:: Information supplied ::
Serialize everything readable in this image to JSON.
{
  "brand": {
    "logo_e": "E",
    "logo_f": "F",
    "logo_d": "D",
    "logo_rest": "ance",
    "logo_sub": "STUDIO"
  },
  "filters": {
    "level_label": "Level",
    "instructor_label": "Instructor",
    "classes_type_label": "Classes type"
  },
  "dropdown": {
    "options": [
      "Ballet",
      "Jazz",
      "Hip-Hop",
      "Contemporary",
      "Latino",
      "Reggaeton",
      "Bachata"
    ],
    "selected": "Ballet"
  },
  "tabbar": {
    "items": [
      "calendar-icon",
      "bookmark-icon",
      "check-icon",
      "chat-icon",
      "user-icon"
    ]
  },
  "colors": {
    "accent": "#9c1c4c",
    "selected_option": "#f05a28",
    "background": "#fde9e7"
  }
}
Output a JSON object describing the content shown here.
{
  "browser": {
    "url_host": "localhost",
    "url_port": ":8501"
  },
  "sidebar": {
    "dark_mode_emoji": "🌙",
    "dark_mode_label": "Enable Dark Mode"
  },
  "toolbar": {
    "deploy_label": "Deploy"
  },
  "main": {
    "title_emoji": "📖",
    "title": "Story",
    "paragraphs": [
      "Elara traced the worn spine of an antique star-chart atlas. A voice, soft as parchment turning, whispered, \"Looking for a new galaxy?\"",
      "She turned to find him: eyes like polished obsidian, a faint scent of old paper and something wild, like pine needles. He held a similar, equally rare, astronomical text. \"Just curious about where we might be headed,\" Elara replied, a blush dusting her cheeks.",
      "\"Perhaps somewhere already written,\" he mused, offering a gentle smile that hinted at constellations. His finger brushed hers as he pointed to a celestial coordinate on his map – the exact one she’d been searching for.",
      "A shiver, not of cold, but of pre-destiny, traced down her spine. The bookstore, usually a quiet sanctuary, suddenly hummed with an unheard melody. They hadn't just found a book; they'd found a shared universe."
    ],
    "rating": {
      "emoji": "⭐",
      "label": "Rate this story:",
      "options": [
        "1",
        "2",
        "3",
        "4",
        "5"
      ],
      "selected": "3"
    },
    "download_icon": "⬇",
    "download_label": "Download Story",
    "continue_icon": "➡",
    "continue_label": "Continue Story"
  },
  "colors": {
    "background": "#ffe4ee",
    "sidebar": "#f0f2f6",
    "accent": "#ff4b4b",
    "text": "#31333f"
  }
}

:: Given exercise ::
Give only the number of lines in the data that hold the word "text".

:: Answer in full ::
2